Given exercise =
Gather every line of the entries below that contains the string "return".

(Bounding box entries)
::::

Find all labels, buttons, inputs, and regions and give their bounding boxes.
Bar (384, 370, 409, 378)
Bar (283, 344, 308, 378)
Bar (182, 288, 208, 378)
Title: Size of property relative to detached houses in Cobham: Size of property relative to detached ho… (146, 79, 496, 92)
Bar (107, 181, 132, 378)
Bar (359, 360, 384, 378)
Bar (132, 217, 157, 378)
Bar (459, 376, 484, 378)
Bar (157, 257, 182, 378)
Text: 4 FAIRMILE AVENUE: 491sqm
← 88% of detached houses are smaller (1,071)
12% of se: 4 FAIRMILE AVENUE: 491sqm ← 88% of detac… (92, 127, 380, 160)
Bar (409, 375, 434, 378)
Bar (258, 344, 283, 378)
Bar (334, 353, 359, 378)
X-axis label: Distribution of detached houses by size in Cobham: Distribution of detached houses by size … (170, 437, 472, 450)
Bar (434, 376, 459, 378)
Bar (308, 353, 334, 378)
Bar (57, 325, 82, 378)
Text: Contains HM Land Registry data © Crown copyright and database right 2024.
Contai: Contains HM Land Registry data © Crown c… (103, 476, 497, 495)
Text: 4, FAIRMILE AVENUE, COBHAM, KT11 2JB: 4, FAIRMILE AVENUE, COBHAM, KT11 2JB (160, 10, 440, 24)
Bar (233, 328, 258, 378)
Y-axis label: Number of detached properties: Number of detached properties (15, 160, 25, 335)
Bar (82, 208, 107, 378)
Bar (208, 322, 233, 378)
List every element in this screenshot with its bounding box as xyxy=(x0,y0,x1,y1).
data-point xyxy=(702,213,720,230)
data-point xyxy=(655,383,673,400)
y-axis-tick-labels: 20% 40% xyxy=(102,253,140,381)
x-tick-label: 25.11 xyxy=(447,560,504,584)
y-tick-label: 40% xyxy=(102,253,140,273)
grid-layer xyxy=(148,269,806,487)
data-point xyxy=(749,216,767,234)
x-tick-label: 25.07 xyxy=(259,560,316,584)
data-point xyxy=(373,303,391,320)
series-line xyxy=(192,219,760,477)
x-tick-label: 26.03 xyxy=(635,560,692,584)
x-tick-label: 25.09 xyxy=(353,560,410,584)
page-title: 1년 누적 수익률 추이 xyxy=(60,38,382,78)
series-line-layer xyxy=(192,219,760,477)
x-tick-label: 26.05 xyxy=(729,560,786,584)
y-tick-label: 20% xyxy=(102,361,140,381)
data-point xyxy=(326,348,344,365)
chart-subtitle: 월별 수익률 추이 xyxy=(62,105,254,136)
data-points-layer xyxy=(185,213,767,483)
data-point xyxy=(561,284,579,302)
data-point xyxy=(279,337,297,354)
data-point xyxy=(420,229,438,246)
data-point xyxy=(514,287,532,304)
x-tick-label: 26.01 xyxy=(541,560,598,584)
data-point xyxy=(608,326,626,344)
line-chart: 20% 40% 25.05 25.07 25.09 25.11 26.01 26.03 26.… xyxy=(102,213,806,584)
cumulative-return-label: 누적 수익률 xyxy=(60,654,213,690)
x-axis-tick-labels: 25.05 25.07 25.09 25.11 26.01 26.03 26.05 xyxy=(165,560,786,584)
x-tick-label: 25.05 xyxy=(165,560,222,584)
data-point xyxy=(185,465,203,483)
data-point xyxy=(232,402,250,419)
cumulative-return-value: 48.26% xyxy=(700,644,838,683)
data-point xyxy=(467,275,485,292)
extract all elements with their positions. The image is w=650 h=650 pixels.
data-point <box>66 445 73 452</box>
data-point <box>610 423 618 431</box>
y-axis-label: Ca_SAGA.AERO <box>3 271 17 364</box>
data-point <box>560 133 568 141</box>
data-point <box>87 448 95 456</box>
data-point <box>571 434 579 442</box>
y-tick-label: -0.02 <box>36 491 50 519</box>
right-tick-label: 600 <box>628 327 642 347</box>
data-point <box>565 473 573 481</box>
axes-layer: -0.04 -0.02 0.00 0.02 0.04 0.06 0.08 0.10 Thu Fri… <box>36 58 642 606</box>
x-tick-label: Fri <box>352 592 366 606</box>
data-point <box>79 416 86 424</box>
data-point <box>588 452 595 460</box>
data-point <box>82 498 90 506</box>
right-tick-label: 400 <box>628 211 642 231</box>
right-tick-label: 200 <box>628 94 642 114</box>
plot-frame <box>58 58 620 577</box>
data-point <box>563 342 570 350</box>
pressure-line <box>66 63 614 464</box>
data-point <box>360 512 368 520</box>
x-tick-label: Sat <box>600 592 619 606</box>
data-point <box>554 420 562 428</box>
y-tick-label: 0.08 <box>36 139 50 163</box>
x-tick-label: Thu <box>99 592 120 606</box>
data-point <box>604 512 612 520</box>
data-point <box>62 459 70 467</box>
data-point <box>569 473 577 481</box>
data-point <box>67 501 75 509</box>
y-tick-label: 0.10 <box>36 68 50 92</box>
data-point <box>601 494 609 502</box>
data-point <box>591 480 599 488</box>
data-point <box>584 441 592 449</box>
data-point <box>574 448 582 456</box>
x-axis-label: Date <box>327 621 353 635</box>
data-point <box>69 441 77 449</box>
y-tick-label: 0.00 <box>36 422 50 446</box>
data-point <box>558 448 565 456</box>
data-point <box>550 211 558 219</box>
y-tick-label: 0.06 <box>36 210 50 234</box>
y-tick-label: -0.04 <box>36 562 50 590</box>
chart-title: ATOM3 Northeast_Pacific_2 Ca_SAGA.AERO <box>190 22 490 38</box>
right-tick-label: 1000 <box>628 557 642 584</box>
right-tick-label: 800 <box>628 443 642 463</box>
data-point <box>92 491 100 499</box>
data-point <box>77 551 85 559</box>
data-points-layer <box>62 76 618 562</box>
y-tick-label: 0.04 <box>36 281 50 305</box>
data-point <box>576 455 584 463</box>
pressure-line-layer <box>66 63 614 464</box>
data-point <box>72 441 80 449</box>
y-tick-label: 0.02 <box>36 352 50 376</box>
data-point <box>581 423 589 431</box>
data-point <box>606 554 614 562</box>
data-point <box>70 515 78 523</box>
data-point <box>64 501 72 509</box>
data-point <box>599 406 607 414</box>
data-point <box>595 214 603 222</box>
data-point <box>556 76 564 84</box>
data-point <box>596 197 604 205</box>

::::

Exercise result =
cumulative-return-label: 누적 수익률 xyxy=(60,654,213,690)
cumulative-return-value: 48.26% xyxy=(700,644,838,683)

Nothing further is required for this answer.